What you will do: Each record is to be printed again precisely as it reads.
#### Record list ####
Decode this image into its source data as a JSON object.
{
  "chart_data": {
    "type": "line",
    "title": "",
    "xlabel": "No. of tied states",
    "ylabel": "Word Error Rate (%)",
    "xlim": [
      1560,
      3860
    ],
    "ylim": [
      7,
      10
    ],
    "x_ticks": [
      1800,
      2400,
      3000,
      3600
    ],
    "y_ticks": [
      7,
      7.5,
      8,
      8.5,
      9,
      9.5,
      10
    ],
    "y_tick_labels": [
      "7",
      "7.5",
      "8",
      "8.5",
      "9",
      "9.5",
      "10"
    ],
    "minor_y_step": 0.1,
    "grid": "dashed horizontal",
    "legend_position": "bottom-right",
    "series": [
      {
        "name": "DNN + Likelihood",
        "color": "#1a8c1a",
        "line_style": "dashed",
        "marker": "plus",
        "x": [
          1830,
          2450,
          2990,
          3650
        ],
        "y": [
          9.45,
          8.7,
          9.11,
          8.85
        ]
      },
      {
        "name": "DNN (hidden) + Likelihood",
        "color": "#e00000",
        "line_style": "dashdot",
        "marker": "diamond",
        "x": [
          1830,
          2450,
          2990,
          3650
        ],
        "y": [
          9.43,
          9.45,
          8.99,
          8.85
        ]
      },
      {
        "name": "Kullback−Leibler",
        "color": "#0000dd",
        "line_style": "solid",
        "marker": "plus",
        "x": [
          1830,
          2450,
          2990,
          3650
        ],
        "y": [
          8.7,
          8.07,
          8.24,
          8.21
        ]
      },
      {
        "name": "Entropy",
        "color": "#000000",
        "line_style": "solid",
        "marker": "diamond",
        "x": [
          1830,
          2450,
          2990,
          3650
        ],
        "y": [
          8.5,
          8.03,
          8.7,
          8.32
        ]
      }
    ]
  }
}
####
Exercise result:
Decode this image into its source data as a JSON object.
{
  "chart_data": {
    "type": "line",
    "title": "",
    "xlabel": "No. of tied states",
    "ylabel": "Word Error Rate (%)",
    "xlim": [
      1560,
      3860
    ],
    "ylim": [
      7,
      10
    ],
    "x_ticks": [
      1800,
      2400,
      3000,
      3600
    ],
    "y_ticks": [
      7,
      7.5,
      8,
      8.5,
      9,
      9.5,
      10
    ],
    "y_tick_labels": [
      "7",
      "7.5",
      "8",
      "8.5",
      "9",
      "9.5",
      "10"
    ],
    "minor_y_step": 0.1,
    "grid": "dashed horizontal",
    "legend_position": "bottom-right",
    "series": [
      {
        "name": "DNN + Likelihood",
        "color": "#1a8c1a",
        "line_style": "dashed",
        "marker": "plus",
        "x": [
          1830,
          2450,
          2990,
          3650
        ],
        "y": [
          9.45,
          8.7,
          9.11,
          8.85
        ]
      },
      {
        "name": "DNN (hidden) + Likelihood",
        "color": "#e00000",
        "line_style": "dashdot",
        "marker": "diamond",
        "x": [
          1830,
          2450,
          2990,
          3650
        ],
        "y": [
          9.43,
          9.45,
          8.99,
          8.85
        ]
      },
      {
        "name": "Kullback−Leibler",
        "color": "#0000dd",
        "line_style": "solid",
        "marker": "plus",
        "x": [
          1830,
          2450,
          2990,
          3650
        ],
        "y": [
          8.7,
          8.07,
          8.24,
          8.21
        ]
      },
      {
        "name": "Entropy",
        "color": "#000000",
        "line_style": "solid",
        "marker": "diamond",
        "x": [
          1830,
          2450,
          2990,
          3650
        ],
        "y": [
          8.5,
          8.03,
          8.7,
          8.32
        ]
      }
    ]
  }
}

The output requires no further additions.